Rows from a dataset
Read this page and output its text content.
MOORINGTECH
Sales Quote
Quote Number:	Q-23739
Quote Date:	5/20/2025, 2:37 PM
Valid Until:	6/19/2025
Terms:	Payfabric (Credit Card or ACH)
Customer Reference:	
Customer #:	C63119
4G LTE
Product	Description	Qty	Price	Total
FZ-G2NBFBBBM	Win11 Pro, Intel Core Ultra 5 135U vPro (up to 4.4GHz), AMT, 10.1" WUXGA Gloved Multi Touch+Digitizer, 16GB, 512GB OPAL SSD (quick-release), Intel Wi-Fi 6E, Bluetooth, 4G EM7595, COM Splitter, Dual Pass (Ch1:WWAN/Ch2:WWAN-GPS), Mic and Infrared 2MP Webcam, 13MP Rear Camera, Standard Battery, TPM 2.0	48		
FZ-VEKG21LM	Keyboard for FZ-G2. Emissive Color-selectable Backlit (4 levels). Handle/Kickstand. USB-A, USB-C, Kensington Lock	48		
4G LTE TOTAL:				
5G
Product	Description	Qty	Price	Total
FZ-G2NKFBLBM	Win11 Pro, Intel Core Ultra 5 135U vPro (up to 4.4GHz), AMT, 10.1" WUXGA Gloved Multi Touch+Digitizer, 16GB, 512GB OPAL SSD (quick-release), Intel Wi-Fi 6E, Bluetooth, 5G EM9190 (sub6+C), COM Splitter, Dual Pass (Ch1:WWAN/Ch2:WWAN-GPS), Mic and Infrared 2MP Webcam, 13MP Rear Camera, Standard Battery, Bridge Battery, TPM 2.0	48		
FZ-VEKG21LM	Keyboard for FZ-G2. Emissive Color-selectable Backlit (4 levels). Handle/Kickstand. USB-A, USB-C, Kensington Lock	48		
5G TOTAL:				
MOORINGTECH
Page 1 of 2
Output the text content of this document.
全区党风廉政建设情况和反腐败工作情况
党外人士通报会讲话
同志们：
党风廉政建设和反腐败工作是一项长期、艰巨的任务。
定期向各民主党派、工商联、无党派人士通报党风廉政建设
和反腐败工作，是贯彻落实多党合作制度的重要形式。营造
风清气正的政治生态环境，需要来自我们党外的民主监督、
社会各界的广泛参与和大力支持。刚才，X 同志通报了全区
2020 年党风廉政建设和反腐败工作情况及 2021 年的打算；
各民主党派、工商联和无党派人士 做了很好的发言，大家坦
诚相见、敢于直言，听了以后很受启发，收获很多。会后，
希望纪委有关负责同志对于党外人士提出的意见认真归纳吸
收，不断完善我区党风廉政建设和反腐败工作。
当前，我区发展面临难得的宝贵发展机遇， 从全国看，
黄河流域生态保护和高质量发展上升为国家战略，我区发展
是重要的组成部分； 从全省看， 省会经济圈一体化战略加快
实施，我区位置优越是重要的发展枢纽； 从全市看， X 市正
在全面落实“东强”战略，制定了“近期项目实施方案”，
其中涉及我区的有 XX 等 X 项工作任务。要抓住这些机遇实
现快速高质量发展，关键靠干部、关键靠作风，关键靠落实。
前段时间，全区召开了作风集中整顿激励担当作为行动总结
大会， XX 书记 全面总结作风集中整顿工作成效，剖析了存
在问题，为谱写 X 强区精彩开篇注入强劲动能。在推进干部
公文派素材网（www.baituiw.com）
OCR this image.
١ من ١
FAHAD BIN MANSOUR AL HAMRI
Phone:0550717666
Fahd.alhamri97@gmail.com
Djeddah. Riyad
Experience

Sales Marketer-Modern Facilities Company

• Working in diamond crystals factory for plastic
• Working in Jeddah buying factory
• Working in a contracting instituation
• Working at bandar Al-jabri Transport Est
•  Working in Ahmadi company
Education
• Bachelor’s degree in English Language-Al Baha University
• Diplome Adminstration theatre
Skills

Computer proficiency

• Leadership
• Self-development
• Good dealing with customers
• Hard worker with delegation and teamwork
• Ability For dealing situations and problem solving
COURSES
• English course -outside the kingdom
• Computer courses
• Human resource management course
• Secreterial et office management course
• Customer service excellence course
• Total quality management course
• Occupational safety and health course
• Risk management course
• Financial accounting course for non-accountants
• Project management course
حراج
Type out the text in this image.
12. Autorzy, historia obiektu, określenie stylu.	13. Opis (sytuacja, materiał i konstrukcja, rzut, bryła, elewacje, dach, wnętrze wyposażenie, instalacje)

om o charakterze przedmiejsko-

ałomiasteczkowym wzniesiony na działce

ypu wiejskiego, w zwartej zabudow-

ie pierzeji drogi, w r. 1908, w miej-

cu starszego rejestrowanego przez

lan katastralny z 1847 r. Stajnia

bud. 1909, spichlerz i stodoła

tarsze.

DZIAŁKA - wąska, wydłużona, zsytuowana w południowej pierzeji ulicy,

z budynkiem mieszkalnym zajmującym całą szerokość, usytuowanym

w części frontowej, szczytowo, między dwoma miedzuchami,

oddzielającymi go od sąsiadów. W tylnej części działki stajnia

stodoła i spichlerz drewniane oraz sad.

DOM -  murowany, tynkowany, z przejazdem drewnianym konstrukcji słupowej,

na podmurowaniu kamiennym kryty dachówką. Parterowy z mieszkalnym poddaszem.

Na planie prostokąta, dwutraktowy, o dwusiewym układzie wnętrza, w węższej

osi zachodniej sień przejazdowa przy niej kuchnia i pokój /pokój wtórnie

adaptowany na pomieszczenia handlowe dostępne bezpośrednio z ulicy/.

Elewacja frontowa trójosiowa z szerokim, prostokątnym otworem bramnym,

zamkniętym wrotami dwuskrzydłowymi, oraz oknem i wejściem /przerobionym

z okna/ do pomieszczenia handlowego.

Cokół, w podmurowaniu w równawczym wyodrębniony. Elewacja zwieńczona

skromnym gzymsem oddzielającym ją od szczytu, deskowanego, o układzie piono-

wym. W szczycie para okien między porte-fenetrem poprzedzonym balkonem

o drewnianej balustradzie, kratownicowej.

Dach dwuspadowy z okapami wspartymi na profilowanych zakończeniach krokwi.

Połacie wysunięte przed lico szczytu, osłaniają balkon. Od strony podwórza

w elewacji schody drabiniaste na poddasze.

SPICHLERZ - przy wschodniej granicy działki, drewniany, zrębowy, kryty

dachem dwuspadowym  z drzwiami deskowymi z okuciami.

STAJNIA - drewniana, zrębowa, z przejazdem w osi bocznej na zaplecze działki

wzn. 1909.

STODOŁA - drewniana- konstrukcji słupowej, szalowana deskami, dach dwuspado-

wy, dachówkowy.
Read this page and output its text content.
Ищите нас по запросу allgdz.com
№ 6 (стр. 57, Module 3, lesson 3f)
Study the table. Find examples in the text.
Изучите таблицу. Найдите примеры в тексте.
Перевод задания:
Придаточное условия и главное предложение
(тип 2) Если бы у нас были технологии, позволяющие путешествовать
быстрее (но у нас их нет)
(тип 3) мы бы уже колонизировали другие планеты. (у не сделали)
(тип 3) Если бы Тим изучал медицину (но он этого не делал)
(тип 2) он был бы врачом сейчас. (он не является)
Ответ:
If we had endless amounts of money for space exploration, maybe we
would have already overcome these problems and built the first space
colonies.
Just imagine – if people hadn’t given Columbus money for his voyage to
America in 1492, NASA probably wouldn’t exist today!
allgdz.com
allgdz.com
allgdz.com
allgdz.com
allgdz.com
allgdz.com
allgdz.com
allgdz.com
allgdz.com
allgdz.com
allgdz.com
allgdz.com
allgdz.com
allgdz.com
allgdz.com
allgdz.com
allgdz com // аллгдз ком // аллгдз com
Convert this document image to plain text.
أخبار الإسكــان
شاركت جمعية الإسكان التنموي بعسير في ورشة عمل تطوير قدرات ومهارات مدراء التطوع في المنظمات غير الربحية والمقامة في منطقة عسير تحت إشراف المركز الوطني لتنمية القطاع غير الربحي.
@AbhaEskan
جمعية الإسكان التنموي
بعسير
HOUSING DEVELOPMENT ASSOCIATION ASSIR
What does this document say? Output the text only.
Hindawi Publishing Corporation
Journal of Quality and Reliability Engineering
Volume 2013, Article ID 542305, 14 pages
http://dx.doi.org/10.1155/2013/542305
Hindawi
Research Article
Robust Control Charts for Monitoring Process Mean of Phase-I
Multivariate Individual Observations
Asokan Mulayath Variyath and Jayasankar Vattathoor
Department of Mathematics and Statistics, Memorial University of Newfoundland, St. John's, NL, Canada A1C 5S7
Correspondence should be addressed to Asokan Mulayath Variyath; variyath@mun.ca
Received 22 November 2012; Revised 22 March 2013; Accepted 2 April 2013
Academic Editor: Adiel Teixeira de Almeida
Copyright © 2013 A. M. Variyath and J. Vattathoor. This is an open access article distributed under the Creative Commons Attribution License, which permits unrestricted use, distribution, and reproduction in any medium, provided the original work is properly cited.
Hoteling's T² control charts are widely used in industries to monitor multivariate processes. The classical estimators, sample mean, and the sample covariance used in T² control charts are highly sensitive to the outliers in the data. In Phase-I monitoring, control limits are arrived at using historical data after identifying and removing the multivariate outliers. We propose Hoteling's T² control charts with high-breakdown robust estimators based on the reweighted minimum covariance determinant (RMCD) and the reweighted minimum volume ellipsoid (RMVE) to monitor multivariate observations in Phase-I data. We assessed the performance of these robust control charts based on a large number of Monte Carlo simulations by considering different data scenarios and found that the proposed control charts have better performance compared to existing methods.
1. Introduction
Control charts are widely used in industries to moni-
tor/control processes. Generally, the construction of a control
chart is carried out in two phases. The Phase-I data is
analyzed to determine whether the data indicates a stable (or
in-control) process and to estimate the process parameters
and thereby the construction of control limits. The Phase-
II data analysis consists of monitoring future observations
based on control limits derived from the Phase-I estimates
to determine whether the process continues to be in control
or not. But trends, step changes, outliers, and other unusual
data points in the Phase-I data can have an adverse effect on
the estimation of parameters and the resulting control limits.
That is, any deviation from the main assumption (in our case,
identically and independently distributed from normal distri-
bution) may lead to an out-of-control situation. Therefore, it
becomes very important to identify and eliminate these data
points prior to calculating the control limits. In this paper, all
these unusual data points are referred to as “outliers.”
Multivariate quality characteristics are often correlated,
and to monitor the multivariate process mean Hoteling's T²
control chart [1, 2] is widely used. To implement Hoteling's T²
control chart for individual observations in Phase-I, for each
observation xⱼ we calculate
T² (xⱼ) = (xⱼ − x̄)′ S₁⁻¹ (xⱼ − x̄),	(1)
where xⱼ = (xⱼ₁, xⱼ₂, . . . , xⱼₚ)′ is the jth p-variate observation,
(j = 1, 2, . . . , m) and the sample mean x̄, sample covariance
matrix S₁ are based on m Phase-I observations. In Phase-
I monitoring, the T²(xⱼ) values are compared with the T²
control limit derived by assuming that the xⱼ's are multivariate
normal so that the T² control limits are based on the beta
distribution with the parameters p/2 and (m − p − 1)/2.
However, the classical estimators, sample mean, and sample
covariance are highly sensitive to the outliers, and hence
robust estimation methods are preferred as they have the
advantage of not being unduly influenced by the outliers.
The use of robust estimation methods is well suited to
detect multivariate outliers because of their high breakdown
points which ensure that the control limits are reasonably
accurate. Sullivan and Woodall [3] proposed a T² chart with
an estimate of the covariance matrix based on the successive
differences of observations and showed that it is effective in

* Problem requirements *
Tally the lines that hold the string "części" and state the total, nothing more.

* Correct response *
2